═══ PROVIDED MATERIAL
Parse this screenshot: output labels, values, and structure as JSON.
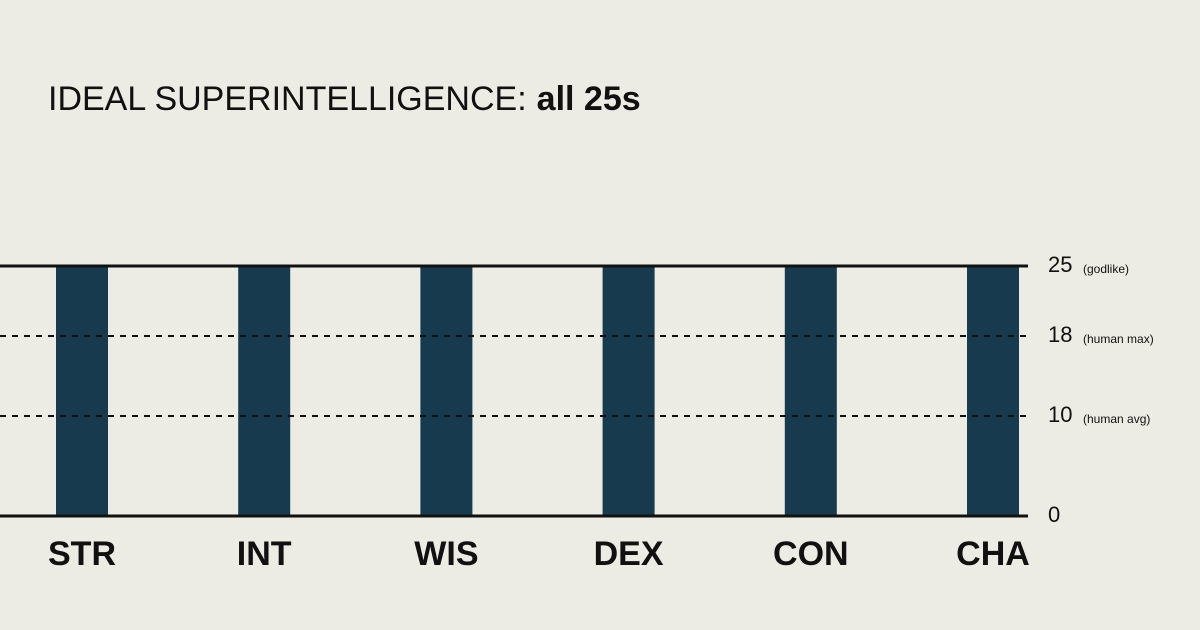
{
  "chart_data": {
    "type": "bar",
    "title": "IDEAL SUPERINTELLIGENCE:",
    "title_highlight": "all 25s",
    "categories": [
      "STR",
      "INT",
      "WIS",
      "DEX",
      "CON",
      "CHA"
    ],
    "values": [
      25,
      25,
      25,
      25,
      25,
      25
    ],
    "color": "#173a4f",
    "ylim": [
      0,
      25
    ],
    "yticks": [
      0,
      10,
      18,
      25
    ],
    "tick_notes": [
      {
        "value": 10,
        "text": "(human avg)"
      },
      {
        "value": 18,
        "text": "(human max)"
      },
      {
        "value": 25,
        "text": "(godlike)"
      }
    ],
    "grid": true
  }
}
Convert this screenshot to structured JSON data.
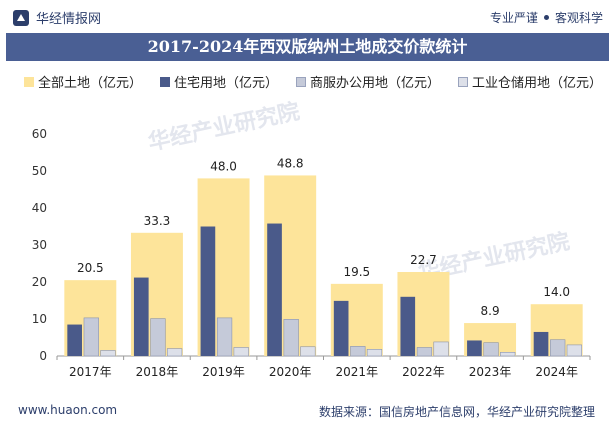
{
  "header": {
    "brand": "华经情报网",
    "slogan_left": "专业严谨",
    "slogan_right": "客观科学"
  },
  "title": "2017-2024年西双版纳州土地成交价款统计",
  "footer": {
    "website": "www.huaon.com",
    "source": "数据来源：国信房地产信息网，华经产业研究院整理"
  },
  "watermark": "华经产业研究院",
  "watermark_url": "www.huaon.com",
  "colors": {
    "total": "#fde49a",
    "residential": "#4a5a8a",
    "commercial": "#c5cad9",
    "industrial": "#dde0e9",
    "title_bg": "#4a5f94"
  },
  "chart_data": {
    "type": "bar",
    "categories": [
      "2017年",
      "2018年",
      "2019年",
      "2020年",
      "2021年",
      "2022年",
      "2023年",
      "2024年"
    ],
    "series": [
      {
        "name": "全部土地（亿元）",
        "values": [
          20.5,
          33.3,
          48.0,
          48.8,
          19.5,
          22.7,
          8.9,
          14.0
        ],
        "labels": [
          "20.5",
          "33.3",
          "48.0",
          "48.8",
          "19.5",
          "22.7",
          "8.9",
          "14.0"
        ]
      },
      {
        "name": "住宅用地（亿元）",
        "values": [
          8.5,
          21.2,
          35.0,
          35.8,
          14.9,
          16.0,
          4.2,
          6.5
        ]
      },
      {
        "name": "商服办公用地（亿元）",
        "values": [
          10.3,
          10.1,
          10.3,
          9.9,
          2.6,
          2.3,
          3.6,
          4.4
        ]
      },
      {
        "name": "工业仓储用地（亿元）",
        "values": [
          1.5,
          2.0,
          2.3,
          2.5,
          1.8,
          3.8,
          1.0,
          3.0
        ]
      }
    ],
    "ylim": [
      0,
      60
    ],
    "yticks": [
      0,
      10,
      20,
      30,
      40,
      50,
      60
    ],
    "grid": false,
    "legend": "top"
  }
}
══════
## TO BE DONE
Copy the entries exactly. Leave out the images.

## ANSWER TO THIS PROBLEM
Parse this screenshot: output labels, values, and structure as JSON.
{
  "chart_data": {
    "type": "bar",
    "title": "IDEAL SUPERINTELLIGENCE:",
    "title_highlight": "all 25s",
    "categories": [
      "STR",
      "INT",
      "WIS",
      "DEX",
      "CON",
      "CHA"
    ],
    "values": [
      25,
      25,
      25,
      25,
      25,
      25
    ],
    "color": "#173a4f",
    "ylim": [
      0,
      25
    ],
    "yticks": [
      0,
      10,
      18,
      25
    ],
    "tick_notes": [
      {
        "value": 10,
        "text": "(human avg)"
      },
      {
        "value": 18,
        "text": "(human max)"
      },
      {
        "value": 25,
        "text": "(godlike)"
      }
    ],
    "grid": true
  }
}
Convert this screenshot to structured JSON data.
{
  "header": {
    "brand": "华经情报网",
    "slogan_left": "专业严谨",
    "slogan_right": "客观科学"
  },
  "title": "2017-2024年西双版纳州土地成交价款统计",
  "footer": {
    "website": "www.huaon.com",
    "source": "数据来源：国信房地产信息网，华经产业研究院整理"
  },
  "watermark": "华经产业研究院",
  "watermark_url": "www.huaon.com",
  "colors": {
    "total": "#fde49a",
    "residential": "#4a5a8a",
    "commercial": "#c5cad9",
    "industrial": "#dde0e9",
    "title_bg": "#4a5f94"
  },
  "chart_data": {
    "type": "bar",
    "categories": [
      "2017年",
      "2018年",
      "2019年",
      "2020年",
      "2021年",
      "2022年",
      "2023年",
      "2024年"
    ],
    "series": [
      {
        "name": "全部土地（亿元）",
        "values": [
          20.5,
          33.3,
          48.0,
          48.8,
          19.5,
          22.7,
          8.9,
          14.0
        ],
        "labels": [
          "20.5",
          "33.3",
          "48.0",
          "48.8",
          "19.5",
          "22.7",
          "8.9",
          "14.0"
        ]
      },
      {
        "name": "住宅用地（亿元）",
        "values": [
          8.5,
          21.2,
          35.0,
          35.8,
          14.9,
          16.0,
          4.2,
          6.5
        ]
      },
      {
        "name": "商服办公用地（亿元）",
        "values": [
          10.3,
          10.1,
          10.3,
          9.9,
          2.6,
          2.3,
          3.6,
          4.4
        ]
      },
      {
        "name": "工业仓储用地（亿元）",
        "values": [
          1.5,
          2.0,
          2.3,
          2.5,
          1.8,
          3.8,
          1.0,
          3.0
        ]
      }
    ],
    "ylim": [
      0,
      60
    ],
    "yticks": [
      0,
      10,
      20,
      30,
      40,
      50,
      60
    ],
    "grid": false,
    "legend": "top"
  }
}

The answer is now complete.